--- Source extract Enclosed Below ---

European medical research community demands revision of EC Directive on use of animals in research

March 24, 2009

Unless it is amended, the new EU Directive on the Protection of Animals used for Scientific Purposes, as proposed by European Commission and European Parliament, could seriously impede the further advancement of European medical and veterinary research. The Directive requires amendments and further reinforcement of the fundamental principles applied to the use of animals in scientific research. These conclusions are published in a position paper from the European Medical Research Councils (EMRC), the Standing Committee for Medical Sciences at the European Science Foundation (ESF). This position paper also has the support of the Champalimaud Foundation, EUROHORCs, Foundation for Polish Science, the Pasteur Institute and the Wellcome Trust.

The paper presents a consensus on the subject reached within the European medical research community, drawing on the conclusions of the high-level Expert Group of European scientists coordinated by the ESF-EMRC and summarising the policy of ESF's Member Organisations. It aims to provide input into the discussion on the revision of the existing EC Directive on the protection of animals used in scientific research (86/609/EEC).

--- End of Enclosed Source extract ---
--- Supplied information Enclosed Below ---

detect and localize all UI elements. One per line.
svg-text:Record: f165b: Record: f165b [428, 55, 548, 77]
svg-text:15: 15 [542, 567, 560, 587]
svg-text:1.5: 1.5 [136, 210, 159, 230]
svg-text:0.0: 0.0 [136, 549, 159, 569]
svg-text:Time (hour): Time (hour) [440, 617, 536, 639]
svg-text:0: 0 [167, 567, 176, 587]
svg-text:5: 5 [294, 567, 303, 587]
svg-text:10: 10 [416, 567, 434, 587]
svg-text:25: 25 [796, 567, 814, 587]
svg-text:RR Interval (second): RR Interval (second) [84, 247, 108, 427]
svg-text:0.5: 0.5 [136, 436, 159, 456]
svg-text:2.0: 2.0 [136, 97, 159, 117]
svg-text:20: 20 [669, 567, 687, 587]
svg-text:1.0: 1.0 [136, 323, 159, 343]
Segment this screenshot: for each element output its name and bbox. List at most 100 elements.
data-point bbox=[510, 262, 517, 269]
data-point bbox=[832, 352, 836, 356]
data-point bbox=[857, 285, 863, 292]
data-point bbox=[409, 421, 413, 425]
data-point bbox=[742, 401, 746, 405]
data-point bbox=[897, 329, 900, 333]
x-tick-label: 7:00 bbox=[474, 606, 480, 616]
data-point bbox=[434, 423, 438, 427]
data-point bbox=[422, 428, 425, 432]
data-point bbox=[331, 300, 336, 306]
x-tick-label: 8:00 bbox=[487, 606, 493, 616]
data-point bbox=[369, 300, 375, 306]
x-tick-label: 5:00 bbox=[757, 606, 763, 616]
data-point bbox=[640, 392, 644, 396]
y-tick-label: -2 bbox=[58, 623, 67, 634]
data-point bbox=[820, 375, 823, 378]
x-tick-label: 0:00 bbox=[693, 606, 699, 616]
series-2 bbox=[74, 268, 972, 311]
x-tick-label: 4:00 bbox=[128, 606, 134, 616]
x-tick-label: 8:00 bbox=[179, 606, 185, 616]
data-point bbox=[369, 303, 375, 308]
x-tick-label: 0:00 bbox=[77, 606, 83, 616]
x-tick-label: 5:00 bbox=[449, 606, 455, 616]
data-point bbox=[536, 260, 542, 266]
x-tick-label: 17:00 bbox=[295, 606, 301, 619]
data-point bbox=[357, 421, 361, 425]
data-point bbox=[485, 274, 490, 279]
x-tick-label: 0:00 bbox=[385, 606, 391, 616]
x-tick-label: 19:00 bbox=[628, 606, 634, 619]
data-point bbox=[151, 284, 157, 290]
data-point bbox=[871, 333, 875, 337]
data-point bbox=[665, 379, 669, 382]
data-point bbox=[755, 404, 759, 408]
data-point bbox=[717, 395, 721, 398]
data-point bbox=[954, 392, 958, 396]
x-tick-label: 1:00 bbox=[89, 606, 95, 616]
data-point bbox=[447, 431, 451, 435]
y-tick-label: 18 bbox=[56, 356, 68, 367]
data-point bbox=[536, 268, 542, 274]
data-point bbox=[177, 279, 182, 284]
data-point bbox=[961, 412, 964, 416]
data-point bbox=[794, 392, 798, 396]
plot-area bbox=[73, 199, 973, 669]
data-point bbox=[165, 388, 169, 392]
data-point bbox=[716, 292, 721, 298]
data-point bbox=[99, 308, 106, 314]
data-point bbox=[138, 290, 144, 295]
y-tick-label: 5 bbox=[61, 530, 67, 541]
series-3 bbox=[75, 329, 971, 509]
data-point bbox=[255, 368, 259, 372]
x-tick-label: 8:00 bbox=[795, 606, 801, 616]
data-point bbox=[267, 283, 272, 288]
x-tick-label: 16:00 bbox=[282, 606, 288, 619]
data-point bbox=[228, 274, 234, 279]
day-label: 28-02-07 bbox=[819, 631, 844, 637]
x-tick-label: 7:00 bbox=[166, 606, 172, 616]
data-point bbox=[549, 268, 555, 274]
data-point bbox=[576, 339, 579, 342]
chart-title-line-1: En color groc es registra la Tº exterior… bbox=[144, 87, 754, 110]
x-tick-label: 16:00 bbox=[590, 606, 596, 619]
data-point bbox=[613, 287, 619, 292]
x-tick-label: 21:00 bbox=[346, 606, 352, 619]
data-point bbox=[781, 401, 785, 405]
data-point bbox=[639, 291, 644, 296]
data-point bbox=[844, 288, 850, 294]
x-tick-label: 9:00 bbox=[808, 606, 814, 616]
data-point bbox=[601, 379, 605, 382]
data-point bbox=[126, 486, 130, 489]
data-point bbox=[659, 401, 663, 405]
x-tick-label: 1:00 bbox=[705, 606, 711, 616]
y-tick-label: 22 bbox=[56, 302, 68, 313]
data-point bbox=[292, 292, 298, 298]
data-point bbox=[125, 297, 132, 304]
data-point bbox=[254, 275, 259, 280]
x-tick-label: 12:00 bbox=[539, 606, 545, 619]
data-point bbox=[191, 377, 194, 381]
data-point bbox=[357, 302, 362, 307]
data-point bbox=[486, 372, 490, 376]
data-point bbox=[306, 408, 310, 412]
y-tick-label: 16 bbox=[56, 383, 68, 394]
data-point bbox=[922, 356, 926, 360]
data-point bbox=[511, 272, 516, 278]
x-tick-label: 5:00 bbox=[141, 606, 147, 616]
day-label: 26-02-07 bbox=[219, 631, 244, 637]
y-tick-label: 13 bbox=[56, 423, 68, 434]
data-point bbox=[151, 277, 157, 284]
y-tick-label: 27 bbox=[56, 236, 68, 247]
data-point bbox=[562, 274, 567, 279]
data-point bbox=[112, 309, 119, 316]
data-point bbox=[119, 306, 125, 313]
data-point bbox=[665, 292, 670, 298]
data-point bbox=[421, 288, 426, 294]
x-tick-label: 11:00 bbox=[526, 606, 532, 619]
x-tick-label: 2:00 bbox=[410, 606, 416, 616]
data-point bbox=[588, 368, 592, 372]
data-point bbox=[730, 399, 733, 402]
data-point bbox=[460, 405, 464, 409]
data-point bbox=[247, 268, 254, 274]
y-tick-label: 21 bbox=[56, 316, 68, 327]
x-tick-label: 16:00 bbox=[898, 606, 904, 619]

--- End of Enclosed Supplied information ---

Exercise aim =
According to the article on the EC animal research directive, which body published the position paper calling for amendments? The records have nothing to do with this.

Finished task =
The European Medical Research Councils (EMRC), the Standing Committee for Medical Sciences at the European Science Foundation (ESF), published it.